▸ SUPPLIED DATA

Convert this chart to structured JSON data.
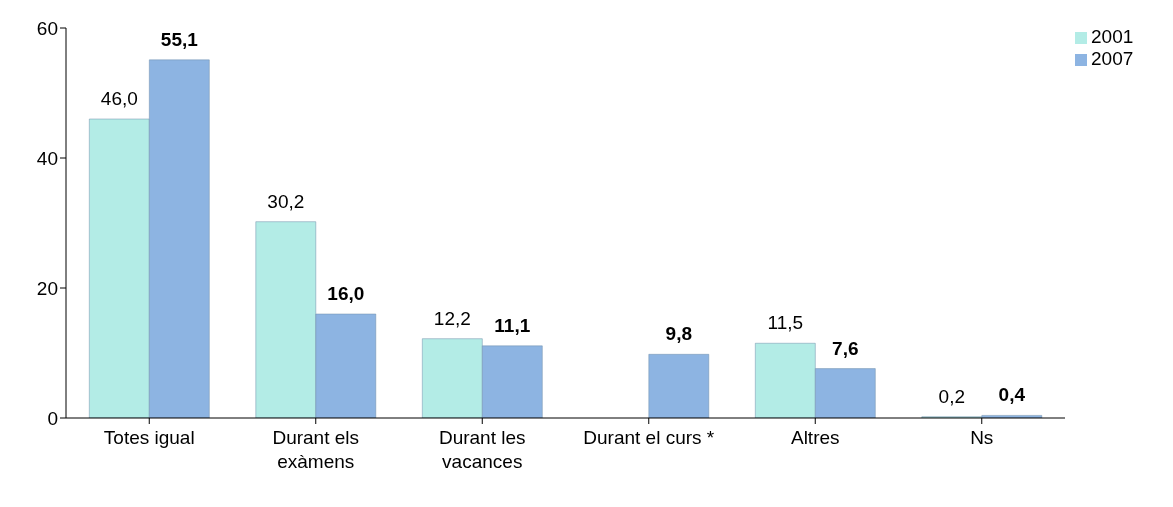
{
  "chart_data": {
    "type": "bar",
    "categories": [
      "Totes igual",
      "Durant els exàmens",
      "Durant les vacances",
      "Durant el curs *",
      "Altres",
      "Ns"
    ],
    "series": [
      {
        "name": "2001",
        "color": "#b3ece6",
        "values": [
          46.0,
          30.2,
          12.2,
          null,
          11.5,
          0.2
        ],
        "value_labels": [
          "46,0",
          "30,2",
          "12,2",
          null,
          "11,5",
          "0,2"
        ]
      },
      {
        "name": "2007",
        "color": "#8db4e2",
        "values": [
          55.1,
          16.0,
          11.1,
          9.8,
          7.6,
          0.4
        ],
        "value_labels": [
          "55,1",
          "16,0",
          "11,1",
          "9,8",
          "7,6",
          "0,4"
        ]
      }
    ],
    "ylim": [
      0,
      60
    ],
    "yticks": [
      0,
      20,
      40,
      60
    ],
    "grid": false,
    "legend": "top right"
  }
}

▸ TASK DETAILS
Repeat the records in full, exactly as they appear, without the pictures.

▸ SOLUTION TO THE PROBLEM
Convert this chart to structured JSON data.
{
  "chart_data": {
    "type": "bar",
    "categories": [
      "Totes igual",
      "Durant els exàmens",
      "Durant les vacances",
      "Durant el curs *",
      "Altres",
      "Ns"
    ],
    "series": [
      {
        "name": "2001",
        "color": "#b3ece6",
        "values": [
          46.0,
          30.2,
          12.2,
          null,
          11.5,
          0.2
        ],
        "value_labels": [
          "46,0",
          "30,2",
          "12,2",
          null,
          "11,5",
          "0,2"
        ]
      },
      {
        "name": "2007",
        "color": "#8db4e2",
        "values": [
          55.1,
          16.0,
          11.1,
          9.8,
          7.6,
          0.4
        ],
        "value_labels": [
          "55,1",
          "16,0",
          "11,1",
          "9,8",
          "7,6",
          "0,4"
        ]
      }
    ],
    "ylim": [
      0,
      60
    ],
    "yticks": [
      0,
      20,
      40,
      60
    ],
    "grid": false,
    "legend": "top right"
  }
}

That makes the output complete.